> **Document passage**:

※

For reference, I am also using the express-session module and inside my app.js file I have the following.

app.use(session({
    secret: 'dummysecret',
    resave: false,
    saveUninitialized: true,
    httpOnly: true,
    store: new connectMongo({
        mongooseConnection: mongoose.connection
    }),
    cookie: {
        httpOnly: false,
        maxAge: null,
        domain: app.config.cookieDomain,
        secure: app.config.httpsEnabled
    }
}));

I'm out of ideas as to what could be causing this. I have trawled through issues and discussion fora and tried many things to get it working, but to no avail. Could the code above be causing the issue?

[matfin]

I was able to get this working in the end by doing the following:

• First I set a global cookie variable at the top of my test

let cookie;

• Then assigned the value of res.headers['set-cookie'] to that

it('POST answer/:id/comment - should then log a user in and save a cookie', function(done) {
        agent
        .post('/user/login')
        .send({email: 'test@test.te', authkey: 'password1'})
        .expect('set-cookie', /connect.sid/)
        .expect(200)
        .end(function(err, res) {
            cookie = res.headers['set-cookie']; //Setting the cookie
            if(err) return done(err);
            done();
        });
    });

• Then in subsequent calls, I did something like this.

it('POST answer/:id/comment - should then be able with a logged in user.', function(done) {
        let call = agent.post('/answer/' + answer_id + '/comment');
        call.set('Cookie', cookie); //And then using it here
        call.send({content: 'A comment.'})

※

> **Listed records**:
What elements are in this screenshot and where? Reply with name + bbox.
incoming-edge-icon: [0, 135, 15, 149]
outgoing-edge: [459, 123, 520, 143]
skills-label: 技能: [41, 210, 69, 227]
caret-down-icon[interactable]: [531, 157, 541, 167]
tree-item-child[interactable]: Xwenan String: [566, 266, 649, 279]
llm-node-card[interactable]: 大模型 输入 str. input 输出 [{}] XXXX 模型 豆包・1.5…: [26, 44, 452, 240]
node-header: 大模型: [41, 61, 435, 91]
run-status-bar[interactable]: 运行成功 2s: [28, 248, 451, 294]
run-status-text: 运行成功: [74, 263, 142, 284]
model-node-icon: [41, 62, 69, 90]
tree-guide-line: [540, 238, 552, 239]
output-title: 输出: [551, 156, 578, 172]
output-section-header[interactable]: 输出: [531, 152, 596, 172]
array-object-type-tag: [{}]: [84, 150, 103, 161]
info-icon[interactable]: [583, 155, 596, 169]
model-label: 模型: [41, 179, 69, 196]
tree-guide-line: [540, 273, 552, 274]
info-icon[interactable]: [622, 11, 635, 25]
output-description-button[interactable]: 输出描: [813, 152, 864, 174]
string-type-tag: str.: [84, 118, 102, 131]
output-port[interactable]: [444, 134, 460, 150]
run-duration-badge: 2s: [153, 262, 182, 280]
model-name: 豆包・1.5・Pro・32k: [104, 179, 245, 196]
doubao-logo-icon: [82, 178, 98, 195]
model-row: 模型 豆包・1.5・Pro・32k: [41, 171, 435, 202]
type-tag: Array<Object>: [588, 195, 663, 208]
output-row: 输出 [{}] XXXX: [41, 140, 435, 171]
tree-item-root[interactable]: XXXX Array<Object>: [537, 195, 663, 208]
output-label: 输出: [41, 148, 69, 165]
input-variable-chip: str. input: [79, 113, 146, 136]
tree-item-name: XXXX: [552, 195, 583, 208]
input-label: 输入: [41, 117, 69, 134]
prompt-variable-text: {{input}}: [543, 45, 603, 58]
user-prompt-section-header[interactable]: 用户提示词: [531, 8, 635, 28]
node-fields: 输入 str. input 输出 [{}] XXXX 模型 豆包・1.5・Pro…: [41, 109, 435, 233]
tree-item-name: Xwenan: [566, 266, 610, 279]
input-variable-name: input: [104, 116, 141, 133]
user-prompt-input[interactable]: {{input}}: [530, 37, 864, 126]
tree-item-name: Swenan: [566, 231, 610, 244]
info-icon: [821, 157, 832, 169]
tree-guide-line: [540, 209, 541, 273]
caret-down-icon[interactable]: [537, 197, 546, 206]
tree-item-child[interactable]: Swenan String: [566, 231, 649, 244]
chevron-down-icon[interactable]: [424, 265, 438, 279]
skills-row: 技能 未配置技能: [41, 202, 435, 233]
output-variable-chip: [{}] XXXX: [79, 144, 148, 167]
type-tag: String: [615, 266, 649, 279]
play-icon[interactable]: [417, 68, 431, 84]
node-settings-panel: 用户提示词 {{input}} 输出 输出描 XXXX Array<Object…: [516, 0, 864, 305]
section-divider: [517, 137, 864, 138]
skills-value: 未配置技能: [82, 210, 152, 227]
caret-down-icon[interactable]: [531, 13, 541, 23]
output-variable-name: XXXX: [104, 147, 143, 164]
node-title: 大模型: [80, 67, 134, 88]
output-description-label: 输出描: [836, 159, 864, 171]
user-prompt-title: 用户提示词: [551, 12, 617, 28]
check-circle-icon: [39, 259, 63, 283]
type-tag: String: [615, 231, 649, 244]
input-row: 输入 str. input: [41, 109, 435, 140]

※

> **What you need to do**:
a - In the forum thread, what value was assigned to the global cookie variable after logging in?
b - Edit the stretch of the forum thread from "it('POST answer/:id/comment - should then log" through "something like this.", replacing "password1" with "password2".
Answer using only the forum thread.

> **Results**:
a - The value of res.headers['set-cookie'].

b -
it('POST answer/:id/comment - should then log a user in and save a cookie', function(done) {
        agent
        .post('/user/login')
        .send({email: 'test@test.te', authkey: 'password2'})
        .expect('set-cookie', /connect.sid/)
        .expect(200)
        .end(function(err, res) {
            cookie = res.headers['set-cookie']; //Setting the cookie
            if(err) return done(err);
            done();
        });
    });

• Then in subsequent calls, I did something like this.